__Task brief__:
Using the listing below, please gather every line containing the word "Precision".

------ Data ------

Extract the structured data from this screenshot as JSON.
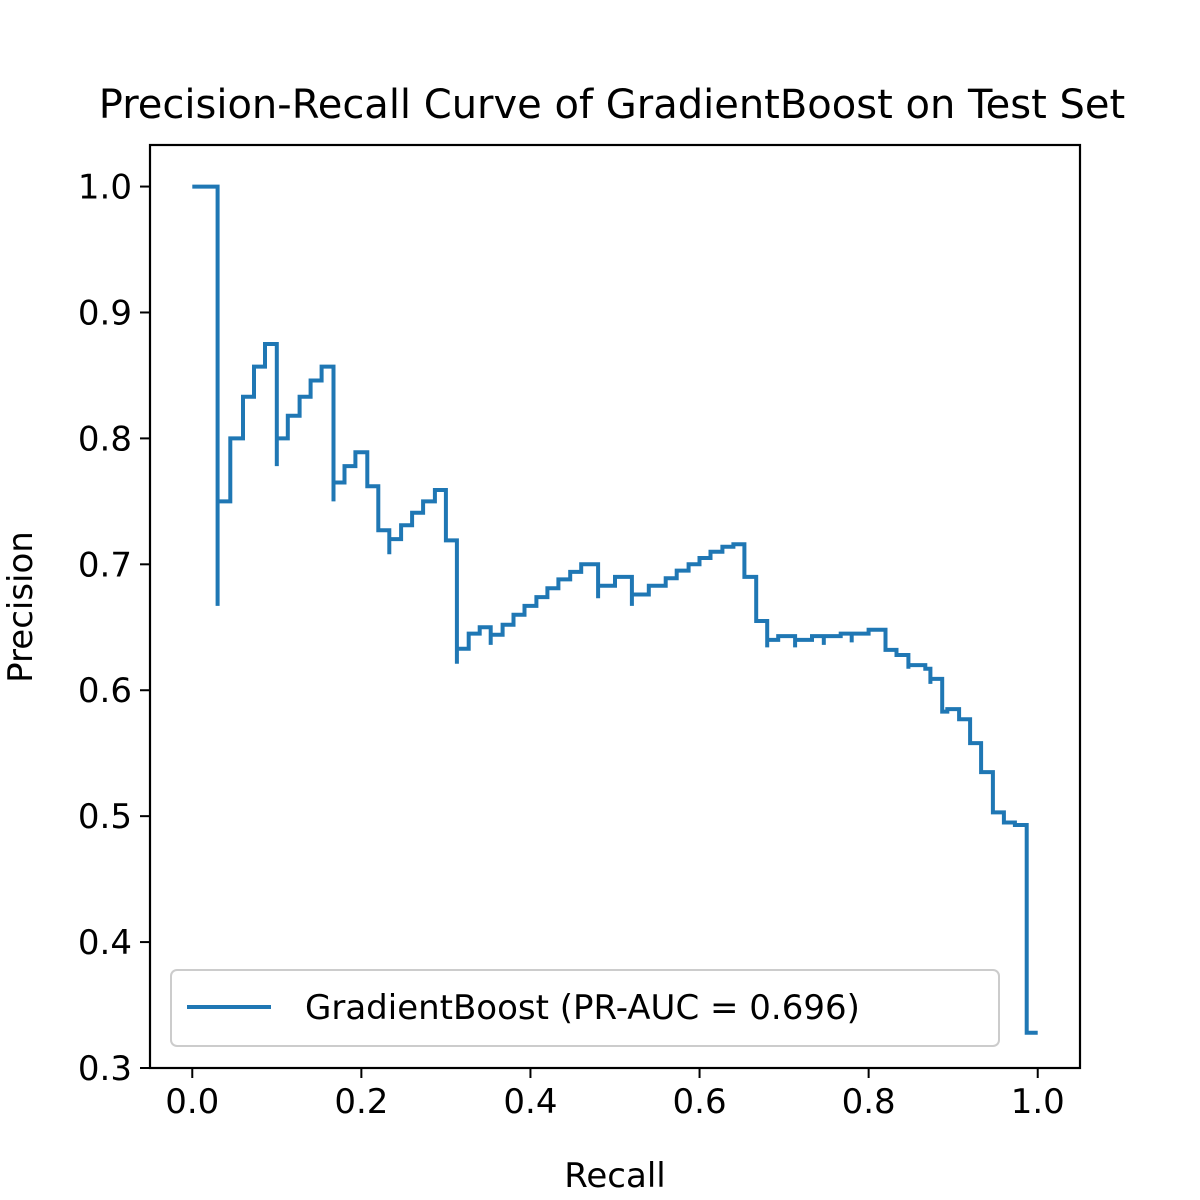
{
  "chart_data": {
    "type": "line",
    "title": "Precision-Recall Curve of GradientBoost on Test Set",
    "xlabel": "Recall",
    "ylabel": "Precision",
    "xlim": [
      -0.05,
      1.05
    ],
    "ylim": [
      0.3,
      1.033
    ],
    "x_ticks": [
      "0.0",
      "0.2",
      "0.4",
      "0.6",
      "0.8",
      "1.0"
    ],
    "y_ticks": [
      "0.3",
      "0.4",
      "0.5",
      "0.6",
      "0.7",
      "0.8",
      "0.9",
      "1.0"
    ],
    "grid": false,
    "legend_position": "lower-left",
    "series": [
      {
        "name": "GradientBoost (PR-AUC = 0.696)",
        "color": "#1f77b4",
        "drawstyle": "steps-post",
        "points": [
          [
            0.0,
            1.0
          ],
          [
            0.03,
            1.0
          ],
          [
            0.03,
            0.667
          ],
          [
            0.03,
            0.75
          ],
          [
            0.045,
            0.8
          ],
          [
            0.06,
            0.833
          ],
          [
            0.073,
            0.857
          ],
          [
            0.086,
            0.875
          ],
          [
            0.1,
            0.778
          ],
          [
            0.1,
            0.8
          ],
          [
            0.113,
            0.818
          ],
          [
            0.127,
            0.833
          ],
          [
            0.14,
            0.846
          ],
          [
            0.153,
            0.857
          ],
          [
            0.167,
            0.75
          ],
          [
            0.167,
            0.765
          ],
          [
            0.18,
            0.778
          ],
          [
            0.193,
            0.789
          ],
          [
            0.207,
            0.762
          ],
          [
            0.22,
            0.739
          ],
          [
            0.22,
            0.727
          ],
          [
            0.233,
            0.708
          ],
          [
            0.233,
            0.72
          ],
          [
            0.247,
            0.731
          ],
          [
            0.26,
            0.741
          ],
          [
            0.273,
            0.75
          ],
          [
            0.287,
            0.759
          ],
          [
            0.3,
            0.719
          ],
          [
            0.313,
            0.621
          ],
          [
            0.313,
            0.633
          ],
          [
            0.327,
            0.645
          ],
          [
            0.34,
            0.65
          ],
          [
            0.353,
            0.636
          ],
          [
            0.353,
            0.644
          ],
          [
            0.367,
            0.652
          ],
          [
            0.38,
            0.66
          ],
          [
            0.393,
            0.667
          ],
          [
            0.407,
            0.674
          ],
          [
            0.42,
            0.681
          ],
          [
            0.433,
            0.688
          ],
          [
            0.447,
            0.694
          ],
          [
            0.46,
            0.7
          ],
          [
            0.48,
            0.673
          ],
          [
            0.48,
            0.683
          ],
          [
            0.5,
            0.69
          ],
          [
            0.52,
            0.667
          ],
          [
            0.52,
            0.676
          ],
          [
            0.54,
            0.683
          ],
          [
            0.56,
            0.689
          ],
          [
            0.573,
            0.695
          ],
          [
            0.587,
            0.7
          ],
          [
            0.6,
            0.705
          ],
          [
            0.613,
            0.71
          ],
          [
            0.627,
            0.714
          ],
          [
            0.64,
            0.716
          ],
          [
            0.653,
            0.69
          ],
          [
            0.667,
            0.655
          ],
          [
            0.68,
            0.634
          ],
          [
            0.68,
            0.64
          ],
          [
            0.693,
            0.643
          ],
          [
            0.713,
            0.634
          ],
          [
            0.713,
            0.64
          ],
          [
            0.733,
            0.643
          ],
          [
            0.747,
            0.636
          ],
          [
            0.747,
            0.643
          ],
          [
            0.767,
            0.645
          ],
          [
            0.78,
            0.638
          ],
          [
            0.78,
            0.645
          ],
          [
            0.8,
            0.648
          ],
          [
            0.82,
            0.632
          ],
          [
            0.833,
            0.628
          ],
          [
            0.847,
            0.617
          ],
          [
            0.847,
            0.62
          ],
          [
            0.867,
            0.617
          ],
          [
            0.873,
            0.605
          ],
          [
            0.873,
            0.609
          ],
          [
            0.887,
            0.583
          ],
          [
            0.893,
            0.585
          ],
          [
            0.907,
            0.577
          ],
          [
            0.92,
            0.558
          ],
          [
            0.933,
            0.535
          ],
          [
            0.947,
            0.503
          ],
          [
            0.96,
            0.495
          ],
          [
            0.973,
            0.493
          ],
          [
            0.987,
            0.328
          ]
        ]
      }
    ]
  }
}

------

__Response to this exercise__:
    "title": "Precision-Recall Curve of GradientBoost on Test Set",
    "ylabel": "Precision",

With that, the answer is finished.